What the task asks.
Quote, without change, all of the lines that follow.

Data extracted from a collection:
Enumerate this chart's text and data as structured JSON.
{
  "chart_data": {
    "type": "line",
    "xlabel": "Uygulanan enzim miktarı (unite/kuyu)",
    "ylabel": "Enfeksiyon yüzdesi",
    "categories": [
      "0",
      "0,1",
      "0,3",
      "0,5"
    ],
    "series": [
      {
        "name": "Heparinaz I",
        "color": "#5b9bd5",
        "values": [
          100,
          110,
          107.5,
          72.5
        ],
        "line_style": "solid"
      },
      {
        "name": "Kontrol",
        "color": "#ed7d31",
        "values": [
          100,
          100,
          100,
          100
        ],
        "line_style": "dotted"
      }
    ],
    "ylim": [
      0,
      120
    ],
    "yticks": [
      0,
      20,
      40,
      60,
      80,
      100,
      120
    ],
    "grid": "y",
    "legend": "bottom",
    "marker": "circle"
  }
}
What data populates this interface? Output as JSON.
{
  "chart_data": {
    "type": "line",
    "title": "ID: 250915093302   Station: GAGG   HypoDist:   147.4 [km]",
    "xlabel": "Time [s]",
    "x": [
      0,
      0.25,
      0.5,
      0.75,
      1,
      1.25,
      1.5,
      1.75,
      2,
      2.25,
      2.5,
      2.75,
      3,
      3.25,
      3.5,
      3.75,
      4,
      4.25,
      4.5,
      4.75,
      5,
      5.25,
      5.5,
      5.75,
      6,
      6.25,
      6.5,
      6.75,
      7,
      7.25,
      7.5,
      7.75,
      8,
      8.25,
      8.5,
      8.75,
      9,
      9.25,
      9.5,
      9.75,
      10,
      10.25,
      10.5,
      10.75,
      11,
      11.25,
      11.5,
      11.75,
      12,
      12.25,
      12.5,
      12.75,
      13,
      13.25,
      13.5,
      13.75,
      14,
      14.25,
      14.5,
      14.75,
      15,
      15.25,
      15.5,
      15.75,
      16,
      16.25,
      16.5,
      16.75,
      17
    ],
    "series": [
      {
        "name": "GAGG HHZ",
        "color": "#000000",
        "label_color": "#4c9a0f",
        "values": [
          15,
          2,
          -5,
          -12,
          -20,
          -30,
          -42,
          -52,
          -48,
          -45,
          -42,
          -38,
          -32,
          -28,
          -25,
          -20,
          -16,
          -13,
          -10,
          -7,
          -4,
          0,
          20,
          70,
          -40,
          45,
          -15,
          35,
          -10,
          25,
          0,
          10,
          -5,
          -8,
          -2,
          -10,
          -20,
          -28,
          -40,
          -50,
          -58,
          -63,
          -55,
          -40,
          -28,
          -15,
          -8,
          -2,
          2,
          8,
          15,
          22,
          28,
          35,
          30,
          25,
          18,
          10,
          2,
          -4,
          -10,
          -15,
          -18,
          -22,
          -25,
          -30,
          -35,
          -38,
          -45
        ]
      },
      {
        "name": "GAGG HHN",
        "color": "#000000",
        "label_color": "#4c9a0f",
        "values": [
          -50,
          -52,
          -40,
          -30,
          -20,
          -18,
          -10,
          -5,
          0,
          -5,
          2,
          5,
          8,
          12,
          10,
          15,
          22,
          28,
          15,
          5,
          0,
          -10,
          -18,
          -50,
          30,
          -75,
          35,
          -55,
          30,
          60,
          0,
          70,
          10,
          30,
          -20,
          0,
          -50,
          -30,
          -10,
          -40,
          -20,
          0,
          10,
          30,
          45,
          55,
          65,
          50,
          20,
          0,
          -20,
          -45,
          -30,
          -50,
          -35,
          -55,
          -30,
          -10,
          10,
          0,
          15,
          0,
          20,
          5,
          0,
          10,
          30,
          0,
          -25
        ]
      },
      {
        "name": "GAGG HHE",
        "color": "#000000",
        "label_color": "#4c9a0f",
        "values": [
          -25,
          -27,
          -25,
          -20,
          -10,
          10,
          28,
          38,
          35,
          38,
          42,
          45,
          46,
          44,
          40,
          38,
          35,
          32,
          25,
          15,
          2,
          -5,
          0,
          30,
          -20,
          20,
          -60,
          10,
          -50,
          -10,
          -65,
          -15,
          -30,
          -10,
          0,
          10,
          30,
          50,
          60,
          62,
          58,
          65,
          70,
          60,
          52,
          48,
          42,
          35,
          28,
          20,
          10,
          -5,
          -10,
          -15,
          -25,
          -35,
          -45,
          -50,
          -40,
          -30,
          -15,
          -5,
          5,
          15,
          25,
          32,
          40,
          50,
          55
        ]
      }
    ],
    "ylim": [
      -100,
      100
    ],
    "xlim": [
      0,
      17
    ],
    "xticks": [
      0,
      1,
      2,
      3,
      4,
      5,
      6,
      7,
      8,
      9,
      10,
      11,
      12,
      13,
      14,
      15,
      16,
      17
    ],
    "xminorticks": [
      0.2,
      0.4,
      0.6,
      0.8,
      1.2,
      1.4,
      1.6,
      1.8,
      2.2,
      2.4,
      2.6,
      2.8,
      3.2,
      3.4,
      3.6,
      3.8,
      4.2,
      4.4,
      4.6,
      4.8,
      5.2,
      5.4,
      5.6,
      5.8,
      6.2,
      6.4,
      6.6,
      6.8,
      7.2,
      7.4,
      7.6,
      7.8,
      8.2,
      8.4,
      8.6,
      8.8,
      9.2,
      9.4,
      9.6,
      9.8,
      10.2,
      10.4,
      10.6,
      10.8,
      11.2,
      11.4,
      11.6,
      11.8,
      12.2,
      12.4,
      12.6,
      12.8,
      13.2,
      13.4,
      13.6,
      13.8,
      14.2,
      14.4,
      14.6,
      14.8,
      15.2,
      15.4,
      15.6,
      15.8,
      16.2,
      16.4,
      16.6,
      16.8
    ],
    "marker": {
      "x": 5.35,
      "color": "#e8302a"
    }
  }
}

Finished task.
Enumerate this chart's text and data as structured JSON.
{
  "chart_data": {
    "type": "line",
    "xlabel": "Uygulanan enzim miktarı (unite/kuyu)",
    "ylabel": "Enfeksiyon yüzdesi",
    "categories": [
      "0",
      "0,1",
      "0,3",
      "0,5"
    ],
    "series": [
      {
        "name": "Heparinaz I",
        "color": "#5b9bd5",
        "values": [
          100,
          110,
          107.5,
          72.5
        ],
        "line_style": "solid"
      },
      {
        "name": "Kontrol",
        "color": "#ed7d31",
        "values": [
          100,
          100,
          100,
          100
        ],
        "line_style": "dotted"
      }
    ],
    "ylim": [
      0,
      120
    ],
    "yticks": [
      0,
      20,
      40,
      60,
      80,
      100,
      120
    ],
    "grid": "y",
    "legend": "bottom",
    "marker": "circle"
  }
}
What data populates this interface? Output as JSON.
{
  "chart_data": {
    "type": "line",
    "title": "ID: 250915093302   Station: GAGG   HypoDist:   147.4 [km]",
    "xlabel": "Time [s]",
    "x": [
      0,
      0.25,
      0.5,
      0.75,
      1,
      1.25,
      1.5,
      1.75,
      2,
      2.25,
      2.5,
      2.75,
      3,
      3.25,
      3.5,
      3.75,
      4,
      4.25,
      4.5,
      4.75,
      5,
      5.25,
      5.5,
      5.75,
      6,
      6.25,
      6.5,
      6.75,
      7,
      7.25,
      7.5,
      7.75,
      8,
      8.25,
      8.5,
      8.75,
      9,
      9.25,
      9.5,
      9.75,
      10,
      10.25,
      10.5,
      10.75,
      11,
      11.25,
      11.5,
      11.75,
      12,
      12.25,
      12.5,
      12.75,
      13,
      13.25,
      13.5,
      13.75,
      14,
      14.25,
      14.5,
      14.75,
      15,
      15.25,
      15.5,
      15.75,
      16,
      16.25,
      16.5,
      16.75,
      17
    ],
    "series": [
      {
        "name": "GAGG HHZ",
        "color": "#000000",
        "label_color": "#4c9a0f",
        "values": [
          15,
          2,
          -5,
          -12,
          -20,
          -30,
          -42,
          -52,
          -48,
          -45,
          -42,
          -38,
          -32,
          -28,
          -25,
          -20,
          -16,
          -13,
          -10,
          -7,
          -4,
          0,
          20,
          70,
          -40,
          45,
          -15,
          35,
          -10,
          25,
          0,
          10,
          -5,
          -8,
          -2,
          -10,
          -20,
          -28,
          -40,
          -50,
          -58,
          -63,
          -55,
          -40,
          -28,
          -15,
          -8,
          -2,
          2,
          8,
          15,
          22,
          28,
          35,
          30,
          25,
          18,
          10,
          2,
          -4,
          -10,
          -15,
          -18,
          -22,
          -25,
          -30,
          -35,
          -38,
          -45
        ]
      },
      {
        "name": "GAGG HHN",
        "color": "#000000",
        "label_color": "#4c9a0f",
        "values": [
          -50,
          -52,
          -40,
          -30,
          -20,
          -18,
          -10,
          -5,
          0,
          -5,
          2,
          5,
          8,
          12,
          10,
          15,
          22,
          28,
          15,
          5,
          0,
          -10,
          -18,
          -50,
          30,
          -75,
          35,
          -55,
          30,
          60,
          0,
          70,
          10,
          30,
          -20,
          0,
          -50,
          -30,
          -10,
          -40,
          -20,
          0,
          10,
          30,
          45,
          55,
          65,
          50,
          20,
          0,
          -20,
          -45,
          -30,
          -50,
          -35,
          -55,
          -30,
          -10,
          10,
          0,
          15,
          0,
          20,
          5,
          0,
          10,
          30,
          0,
          -25
        ]
      },
      {
        "name": "GAGG HHE",
        "color": "#000000",
        "label_color": "#4c9a0f",
        "values": [
          -25,
          -27,
          -25,
          -20,
          -10,
          10,
          28,
          38,
          35,
          38,
          42,
          45,
          46,
          44,
          40,
          38,
          35,
          32,
          25,
          15,
          2,
          -5,
          0,
          30,
          -20,
          20,
          -60,
          10,
          -50,
          -10,
          -65,
          -15,
          -30,
          -10,
          0,
          10,
          30,
          50,
          60,
          62,
          58,
          65,
          70,
          60,
          52,
          48,
          42,
          35,
          28,
          20,
          10,
          -5,
          -10,
          -15,
          -25,
          -35,
          -45,
          -50,
          -40,
          -30,
          -15,
          -5,
          5,
          15,
          25,
          32,
          40,
          50,
          55
        ]
      }
    ],
    "ylim": [
      -100,
      100
    ],
    "xlim": [
      0,
      17
    ],
    "xticks": [
      0,
      1,
      2,
      3,
      4,
      5,
      6,
      7,
      8,
      9,
      10,
      11,
      12,
      13,
      14,
      15,
      16,
      17
    ],
    "xminorticks": [
      0.2,
      0.4,
      0.6,
      0.8,
      1.2,
      1.4,
      1.6,
      1.8,
      2.2,
      2.4,
      2.6,
      2.8,
      3.2,
      3.4,
      3.6,
      3.8,
      4.2,
      4.4,
      4.6,
      4.8,
      5.2,
      5.4,
      5.6,
      5.8,
      6.2,
      6.4,
      6.6,
      6.8,
      7.2,
      7.4,
      7.6,
      7.8,
      8.2,
      8.4,
      8.6,
      8.8,
      9.2,
      9.4,
      9.6,
      9.8,
      10.2,
      10.4,
      10.6,
      10.8,
      11.2,
      11.4,
      11.6,
      11.8,
      12.2,
      12.4,
      12.6,
      12.8,
      13.2,
      13.4,
      13.6,
      13.8,
      14.2,
      14.4,
      14.6,
      14.8,
      15.2,
      15.4,
      15.6,
      15.8,
      16.2,
      16.4,
      16.6,
      16.8
    ],
    "marker": {
      "x": 5.35,
      "color": "#e8302a"
    }
  }
}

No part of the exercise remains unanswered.